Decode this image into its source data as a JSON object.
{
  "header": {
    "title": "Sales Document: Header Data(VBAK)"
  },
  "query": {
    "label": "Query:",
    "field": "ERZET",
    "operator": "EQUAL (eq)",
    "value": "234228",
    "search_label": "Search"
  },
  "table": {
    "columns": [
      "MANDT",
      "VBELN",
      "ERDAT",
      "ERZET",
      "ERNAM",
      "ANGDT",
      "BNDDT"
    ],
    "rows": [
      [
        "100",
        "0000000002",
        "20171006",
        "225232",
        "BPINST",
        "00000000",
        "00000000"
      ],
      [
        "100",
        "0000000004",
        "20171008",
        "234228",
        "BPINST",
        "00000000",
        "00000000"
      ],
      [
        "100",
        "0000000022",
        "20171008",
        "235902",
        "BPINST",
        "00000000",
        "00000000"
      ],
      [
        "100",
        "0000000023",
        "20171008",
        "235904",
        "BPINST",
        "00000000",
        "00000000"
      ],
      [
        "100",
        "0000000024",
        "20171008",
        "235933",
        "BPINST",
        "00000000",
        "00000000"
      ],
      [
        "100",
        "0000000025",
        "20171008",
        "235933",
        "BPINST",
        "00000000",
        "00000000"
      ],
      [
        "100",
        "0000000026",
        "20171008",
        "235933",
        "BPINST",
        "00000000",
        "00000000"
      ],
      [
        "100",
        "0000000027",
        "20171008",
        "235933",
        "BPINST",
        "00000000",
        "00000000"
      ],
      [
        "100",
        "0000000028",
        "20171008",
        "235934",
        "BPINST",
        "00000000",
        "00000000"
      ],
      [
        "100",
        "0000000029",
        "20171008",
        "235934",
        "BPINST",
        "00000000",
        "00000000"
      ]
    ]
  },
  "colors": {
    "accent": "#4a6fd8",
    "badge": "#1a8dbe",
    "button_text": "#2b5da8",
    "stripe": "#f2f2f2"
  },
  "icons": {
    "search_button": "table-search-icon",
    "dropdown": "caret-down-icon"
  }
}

★ ★ ★ ★

• [Aim]
Return all the data above once more, precisely as given.

• [Written solution]
Decode this image into its source data as a JSON object.
{
  "header": {
    "title": "Sales Document: Header Data(VBAK)"
  },
  "query": {
    "label": "Query:",
    "field": "ERZET",
    "operator": "EQUAL (eq)",
    "value": "234228",
    "search_label": "Search"
  },
  "table": {
    "columns": [
      "MANDT",
      "VBELN",
      "ERDAT",
      "ERZET",
      "ERNAM",
      "ANGDT",
      "BNDDT"
    ],
    "rows": [
      [
        "100",
        "0000000002",
        "20171006",
        "225232",
        "BPINST",
        "00000000",
        "00000000"
      ],
      [
        "100",
        "0000000004",
        "20171008",
        "234228",
        "BPINST",
        "00000000",
        "00000000"
      ],
      [
        "100",
        "0000000022",
        "20171008",
        "235902",
        "BPINST",
        "00000000",
        "00000000"
      ],
      [
        "100",
        "0000000023",
        "20171008",
        "235904",
        "BPINST",
        "00000000",
        "00000000"
      ],
      [
        "100",
        "0000000024",
        "20171008",
        "235933",
        "BPINST",
        "00000000",
        "00000000"
      ],
      [
        "100",
        "0000000025",
        "20171008",
        "235933",
        "BPINST",
        "00000000",
        "00000000"
      ],
      [
        "100",
        "0000000026",
        "20171008",
        "235933",
        "BPINST",
        "00000000",
        "00000000"
      ],
      [
        "100",
        "0000000027",
        "20171008",
        "235933",
        "BPINST",
        "00000000",
        "00000000"
      ],
      [
        "100",
        "0000000028",
        "20171008",
        "235934",
        "BPINST",
        "00000000",
        "00000000"
      ],
      [
        "100",
        "0000000029",
        "20171008",
        "235934",
        "BPINST",
        "00000000",
        "00000000"
      ]
    ]
  },
  "colors": {
    "accent": "#4a6fd8",
    "badge": "#1a8dbe",
    "button_text": "#2b5da8",
    "stripe": "#f2f2f2"
  },
  "icons": {
    "search_button": "table-search-icon",
    "dropdown": "caret-down-icon"
  }
}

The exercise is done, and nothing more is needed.